* _PROBLEM TO WORK ON_
Reproduce the full listing below unchanged, apart from the pictures.

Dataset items
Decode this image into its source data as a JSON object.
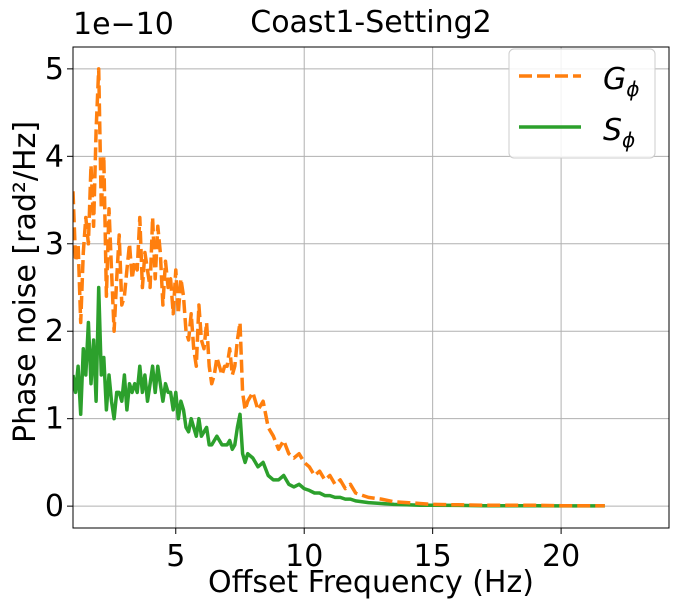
{
  "chart_data": {
    "type": "line",
    "title": "Coast1-Setting2",
    "xlabel": "Offset Frequency (Hz)",
    "ylabel": "Phase noise [rad²/Hz]",
    "y_offset_label": "1e−10",
    "xlim": [
      1,
      24.2
    ],
    "ylim": [
      -0.25,
      5.25
    ],
    "y_scale_factor": 1e-10,
    "xticks": [
      5,
      10,
      15,
      20
    ],
    "xtick_labels": [
      "5",
      "10",
      "15",
      "20"
    ],
    "yticks": [
      0,
      1,
      2,
      3,
      4,
      5
    ],
    "ytick_labels": [
      "0",
      "1",
      "2",
      "3",
      "4",
      "5"
    ],
    "grid": true,
    "legend_position": "top-right",
    "series": [
      {
        "name": "G_ϕ",
        "legend_base": "G",
        "legend_sub": "ϕ",
        "color": "#ff7f0e",
        "style": "dashed",
        "x": [
          1.0,
          1.1,
          1.2,
          1.3,
          1.4,
          1.5,
          1.6,
          1.7,
          1.8,
          1.9,
          2.0,
          2.1,
          2.2,
          2.3,
          2.4,
          2.5,
          2.6,
          2.7,
          2.8,
          2.9,
          3.0,
          3.1,
          3.2,
          3.3,
          3.4,
          3.5,
          3.6,
          3.7,
          3.8,
          3.9,
          4.0,
          4.1,
          4.2,
          4.3,
          4.4,
          4.5,
          4.6,
          4.7,
          4.8,
          4.9,
          5.0,
          5.1,
          5.2,
          5.3,
          5.4,
          5.5,
          5.6,
          5.7,
          5.8,
          5.9,
          6.0,
          6.1,
          6.2,
          6.3,
          6.4,
          6.5,
          6.6,
          6.7,
          6.8,
          6.9,
          7.0,
          7.1,
          7.2,
          7.3,
          7.4,
          7.5,
          7.6,
          7.7,
          7.8,
          8.0,
          8.2,
          8.4,
          8.6,
          8.8,
          9.0,
          9.2,
          9.4,
          9.6,
          9.8,
          10.0,
          10.2,
          10.4,
          10.6,
          10.8,
          11.0,
          11.2,
          11.4,
          11.6,
          11.8,
          12.0,
          12.5,
          13.0,
          13.5,
          14.0,
          14.5,
          15.0,
          16.0,
          17.0,
          18.0,
          19.0,
          20.0,
          21.0,
          21.7
        ],
        "values": [
          3.6,
          2.8,
          3.0,
          2.1,
          2.9,
          3.3,
          3.0,
          3.9,
          3.2,
          4.3,
          5.0,
          3.4,
          4.0,
          2.4,
          3.4,
          2.7,
          2.0,
          2.6,
          3.1,
          2.3,
          2.4,
          2.7,
          3.0,
          2.6,
          2.8,
          2.7,
          3.3,
          2.5,
          2.9,
          2.7,
          2.5,
          3.3,
          2.6,
          3.2,
          2.9,
          2.3,
          2.8,
          2.5,
          2.6,
          2.2,
          2.7,
          2.2,
          2.6,
          2.4,
          2.0,
          1.9,
          2.2,
          1.8,
          1.6,
          2.3,
          1.9,
          1.8,
          2.1,
          1.6,
          1.4,
          1.5,
          1.7,
          1.6,
          1.5,
          1.6,
          1.6,
          1.8,
          1.5,
          1.6,
          1.9,
          2.1,
          1.3,
          1.1,
          1.2,
          1.3,
          1.1,
          1.2,
          0.9,
          0.8,
          0.65,
          0.75,
          0.6,
          0.55,
          0.6,
          0.5,
          0.45,
          0.35,
          0.4,
          0.3,
          0.35,
          0.25,
          0.3,
          0.2,
          0.25,
          0.15,
          0.1,
          0.08,
          0.05,
          0.04,
          0.03,
          0.02,
          0.015,
          0.01,
          0.01,
          0.01,
          0.005,
          0.005,
          0.005
        ]
      },
      {
        "name": "S_ϕ",
        "legend_base": "S",
        "legend_sub": "ϕ",
        "color": "#2ca02c",
        "style": "solid",
        "x": [
          1.0,
          1.1,
          1.2,
          1.3,
          1.4,
          1.5,
          1.6,
          1.7,
          1.8,
          1.9,
          2.0,
          2.1,
          2.2,
          2.3,
          2.4,
          2.5,
          2.6,
          2.7,
          2.8,
          2.9,
          3.0,
          3.1,
          3.2,
          3.3,
          3.4,
          3.5,
          3.6,
          3.7,
          3.8,
          3.9,
          4.0,
          4.1,
          4.2,
          4.3,
          4.4,
          4.5,
          4.6,
          4.7,
          4.8,
          4.9,
          5.0,
          5.1,
          5.2,
          5.3,
          5.4,
          5.5,
          5.6,
          5.7,
          5.8,
          5.9,
          6.0,
          6.1,
          6.2,
          6.3,
          6.4,
          6.5,
          6.6,
          6.7,
          6.8,
          6.9,
          7.0,
          7.1,
          7.2,
          7.3,
          7.4,
          7.5,
          7.6,
          7.7,
          7.8,
          8.0,
          8.2,
          8.4,
          8.6,
          8.8,
          9.0,
          9.2,
          9.4,
          9.6,
          9.8,
          10.0,
          10.2,
          10.4,
          10.6,
          10.8,
          11.0,
          11.2,
          11.4,
          11.6,
          11.8,
          12.0,
          12.5,
          13.0,
          13.5,
          14.0,
          14.5,
          15.0,
          16.0,
          17.0,
          18.0,
          19.0,
          20.0,
          21.0,
          21.7
        ],
        "values": [
          1.5,
          1.3,
          1.6,
          1.05,
          1.8,
          1.5,
          2.1,
          1.4,
          1.9,
          1.2,
          2.5,
          1.5,
          1.7,
          1.1,
          1.5,
          1.2,
          1.0,
          1.3,
          1.3,
          1.2,
          1.5,
          1.1,
          1.4,
          1.3,
          1.4,
          1.3,
          1.6,
          1.3,
          1.5,
          1.2,
          1.4,
          1.6,
          1.3,
          1.6,
          1.4,
          1.2,
          1.4,
          1.3,
          1.3,
          1.1,
          1.3,
          1.0,
          1.2,
          1.1,
          0.9,
          0.85,
          1.0,
          0.9,
          0.8,
          1.0,
          0.8,
          0.85,
          0.9,
          0.7,
          0.7,
          0.75,
          0.8,
          0.75,
          0.7,
          0.7,
          0.7,
          0.75,
          0.65,
          0.7,
          0.9,
          1.05,
          0.6,
          0.5,
          0.6,
          0.55,
          0.45,
          0.5,
          0.35,
          0.3,
          0.3,
          0.35,
          0.25,
          0.22,
          0.25,
          0.2,
          0.18,
          0.15,
          0.15,
          0.12,
          0.12,
          0.1,
          0.1,
          0.08,
          0.08,
          0.06,
          0.04,
          0.03,
          0.02,
          0.015,
          0.01,
          0.01,
          0.008,
          0.005,
          0.005,
          0.005,
          0.003,
          0.003,
          0.003
        ]
      }
    ]
  }
}
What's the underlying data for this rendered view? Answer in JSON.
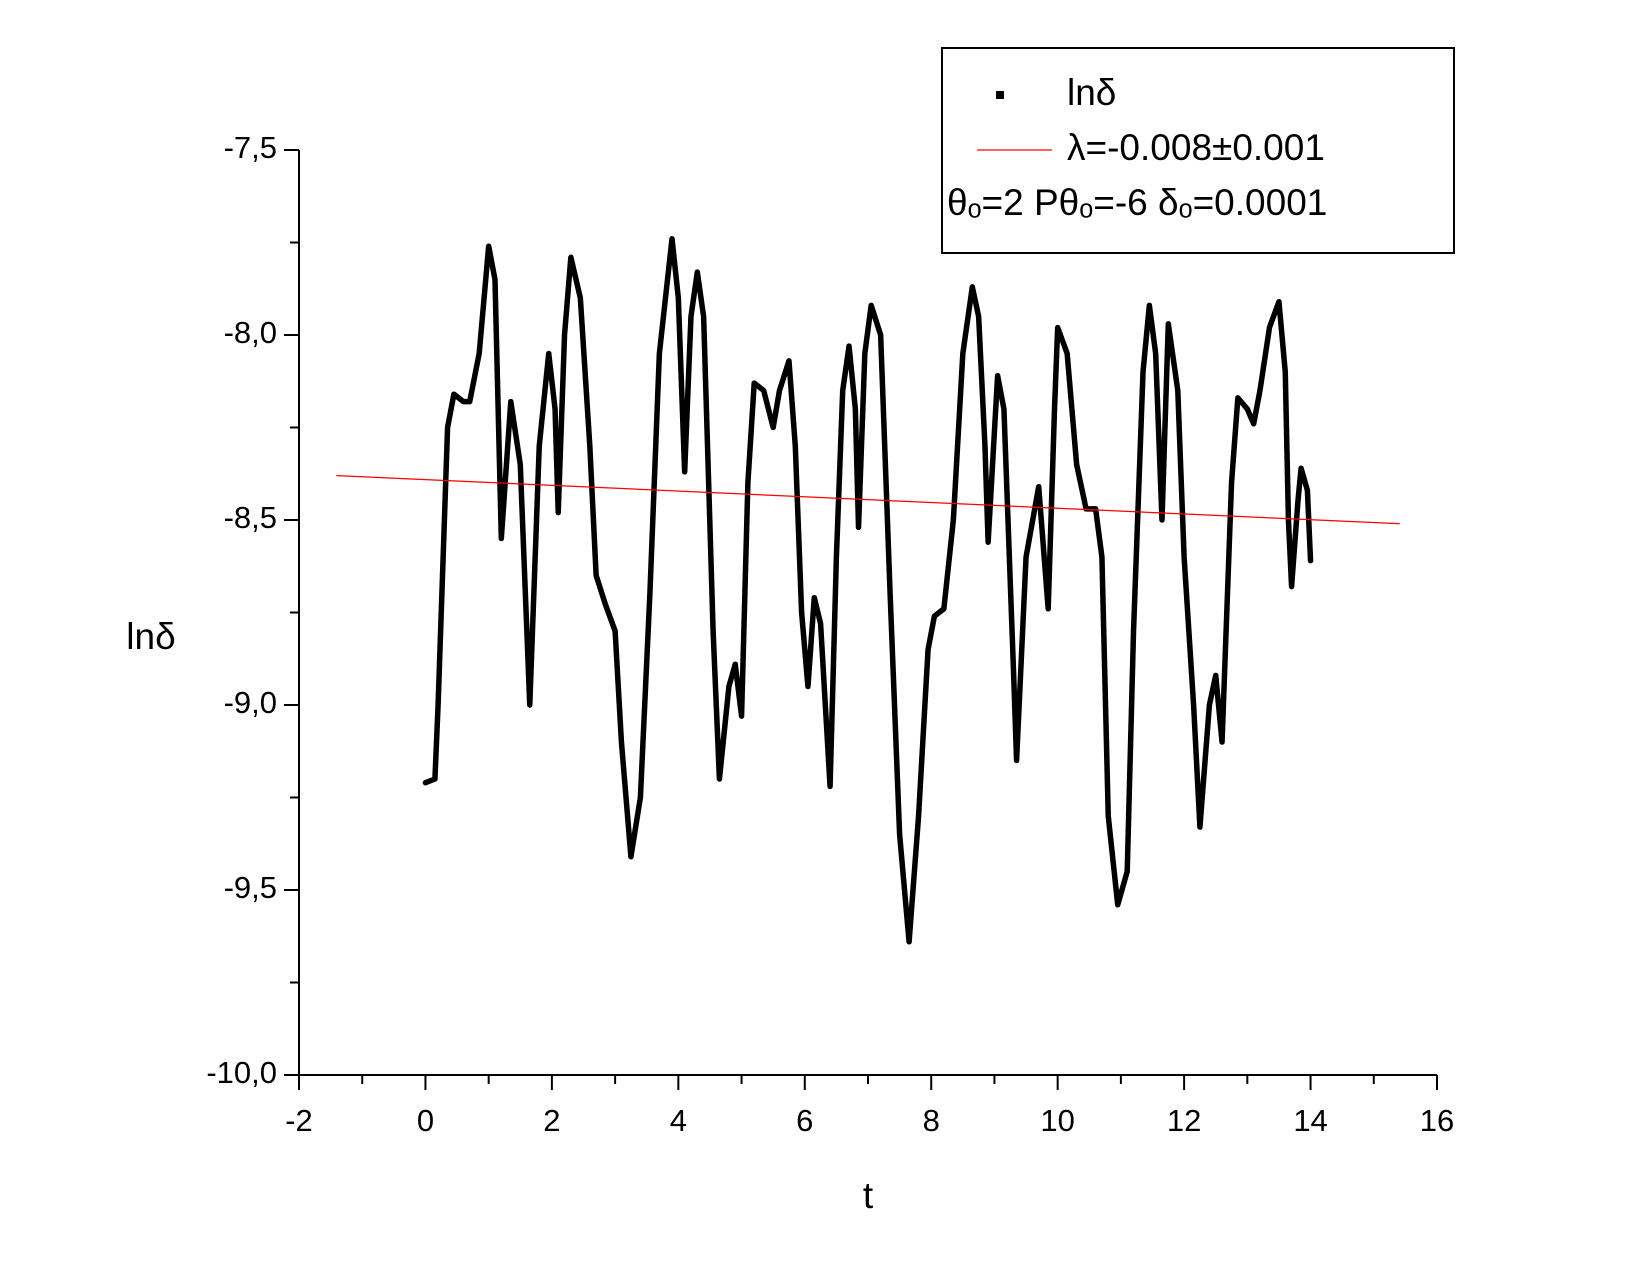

* _FINISHED EXERCISE_
Decode this image into its source data as a JSON object.
{
  "chart_data": {
    "type": "line",
    "title": "Coast1-Setting2",
    "xlabel": "Offset Frequency (Hz)",
    "ylabel": "Phase noise [rad²/Hz]",
    "y_offset_label": "1e−10",
    "xlim": [
      1,
      24.2
    ],
    "ylim": [
      -0.25,
      5.25
    ],
    "y_scale_factor": 1e-10,
    "xticks": [
      5,
      10,
      15,
      20
    ],
    "xtick_labels": [
      "5",
      "10",
      "15",
      "20"
    ],
    "yticks": [
      0,
      1,
      2,
      3,
      4,
      5
    ],
    "ytick_labels": [
      "0",
      "1",
      "2",
      "3",
      "4",
      "5"
    ],
    "grid": true,
    "legend_position": "top-right",
    "series": [
      {
        "name": "G_ϕ",
        "legend_base": "G",
        "legend_sub": "ϕ",
        "color": "#ff7f0e",
        "style": "dashed",
        "x": [
          1.0,
          1.1,
          1.2,
          1.3,
          1.4,
          1.5,
          1.6,
          1.7,
          1.8,
          1.9,
          2.0,
          2.1,
          2.2,
          2.3,
          2.4,
          2.5,
          2.6,
          2.7,
          2.8,
          2.9,
          3.0,
          3.1,
          3.2,
          3.3,
          3.4,
          3.5,
          3.6,
          3.7,
          3.8,
          3.9,
          4.0,
          4.1,
          4.2,
          4.3,
          4.4,
          4.5,
          4.6,
          4.7,
          4.8,
          4.9,
          5.0,
          5.1,
          5.2,
          5.3,
          5.4,
          5.5,
          5.6,
          5.7,
          5.8,
          5.9,
          6.0,
          6.1,
          6.2,
          6.3,
          6.4,
          6.5,
          6.6,
          6.7,
          6.8,
          6.9,
          7.0,
          7.1,
          7.2,
          7.3,
          7.4,
          7.5,
          7.6,
          7.7,
          7.8,
          8.0,
          8.2,
          8.4,
          8.6,
          8.8,
          9.0,
          9.2,
          9.4,
          9.6,
          9.8,
          10.0,
          10.2,
          10.4,
          10.6,
          10.8,
          11.0,
          11.2,
          11.4,
          11.6,
          11.8,
          12.0,
          12.5,
          13.0,
          13.5,
          14.0,
          14.5,
          15.0,
          16.0,
          17.0,
          18.0,
          19.0,
          20.0,
          21.0,
          21.7
        ],
        "values": [
          3.6,
          2.8,
          3.0,
          2.1,
          2.9,
          3.3,
          3.0,
          3.9,
          3.2,
          4.3,
          5.0,
          3.4,
          4.0,
          2.4,
          3.4,
          2.7,
          2.0,
          2.6,
          3.1,
          2.3,
          2.4,
          2.7,
          3.0,
          2.6,
          2.8,
          2.7,
          3.3,
          2.5,
          2.9,
          2.7,
          2.5,
          3.3,
          2.6,
          3.2,
          2.9,
          2.3,
          2.8,
          2.5,
          2.6,
          2.2,
          2.7,
          2.2,
          2.6,
          2.4,
          2.0,
          1.9,
          2.2,
          1.8,
          1.6,
          2.3,
          1.9,
          1.8,
          2.1,
          1.6,
          1.4,
          1.5,
          1.7,
          1.6,
          1.5,
          1.6,
          1.6,
          1.8,
          1.5,
          1.6,
          1.9,
          2.1,
          1.3,
          1.1,
          1.2,
          1.3,
          1.1,
          1.2,
          0.9,
          0.8,
          0.65,
          0.75,
          0.6,
          0.55,
          0.6,
          0.5,
          0.45,
          0.35,
          0.4,
          0.3,
          0.35,
          0.25,
          0.3,
          0.2,
          0.25,
          0.15,
          0.1,
          0.08,
          0.05,
          0.04,
          0.03,
          0.02,
          0.015,
          0.01,
          0.01,
          0.01,
          0.005,
          0.005,
          0.005
        ]
      },
      {
        "name": "S_ϕ",
        "legend_base": "S",
        "legend_sub": "ϕ",
        "color": "#2ca02c",
        "style": "solid",
        "x": [
          1.0,
          1.1,
          1.2,
          1.3,
          1.4,
          1.5,
          1.6,
          1.7,
          1.8,
          1.9,
          2.0,
          2.1,
          2.2,
          2.3,
          2.4,
          2.5,
          2.6,
          2.7,
          2.8,
          2.9,
          3.0,
          3.1,
          3.2,
          3.3,
          3.4,
          3.5,
          3.6,
          3.7,
          3.8,
          3.9,
          4.0,
          4.1,
          4.2,
          4.3,
          4.4,
          4.5,
          4.6,
          4.7,
          4.8,
          4.9,
          5.0,
          5.1,
          5.2,
          5.3,
          5.4,
          5.5,
          5.6,
          5.7,
          5.8,
          5.9,
          6.0,
          6.1,
          6.2,
          6.3,
          6.4,
          6.5,
          6.6,
          6.7,
          6.8,
          6.9,
          7.0,
          7.1,
          7.2,
          7.3,
          7.4,
          7.5,
          7.6,
          7.7,
          7.8,
          8.0,
          8.2,
          8.4,
          8.6,
          8.8,
          9.0,
          9.2,
          9.4,
          9.6,
          9.8,
          10.0,
          10.2,
          10.4,
          10.6,
          10.8,
          11.0,
          11.2,
          11.4,
          11.6,
          11.8,
          12.0,
          12.5,
          13.0,
          13.5,
          14.0,
          14.5,
          15.0,
          16.0,
          17.0,
          18.0,
          19.0,
          20.0,
          21.0,
          21.7
        ],
        "values": [
          1.5,
          1.3,
          1.6,
          1.05,
          1.8,
          1.5,
          2.1,
          1.4,
          1.9,
          1.2,
          2.5,
          1.5,
          1.7,
          1.1,
          1.5,
          1.2,
          1.0,
          1.3,
          1.3,
          1.2,
          1.5,
          1.1,
          1.4,
          1.3,
          1.4,
          1.3,
          1.6,
          1.3,
          1.5,
          1.2,
          1.4,
          1.6,
          1.3,
          1.6,
          1.4,
          1.2,
          1.4,
          1.3,
          1.3,
          1.1,
          1.3,
          1.0,
          1.2,
          1.1,
          0.9,
          0.85,
          1.0,
          0.9,
          0.8,
          1.0,
          0.8,
          0.85,
          0.9,
          0.7,
          0.7,
          0.75,
          0.8,
          0.75,
          0.7,
          0.7,
          0.7,
          0.75,
          0.65,
          0.7,
          0.9,
          1.05,
          0.6,
          0.5,
          0.6,
          0.55,
          0.45,
          0.5,
          0.35,
          0.3,
          0.3,
          0.35,
          0.25,
          0.22,
          0.25,
          0.2,
          0.18,
          0.15,
          0.15,
          0.12,
          0.12,
          0.1,
          0.1,
          0.08,
          0.08,
          0.06,
          0.04,
          0.03,
          0.02,
          0.015,
          0.01,
          0.01,
          0.008,
          0.005,
          0.005,
          0.005,
          0.003,
          0.003,
          0.003
        ]
      }
    ]
  }
}
What's the underlying data for this rendered view? Answer in JSON.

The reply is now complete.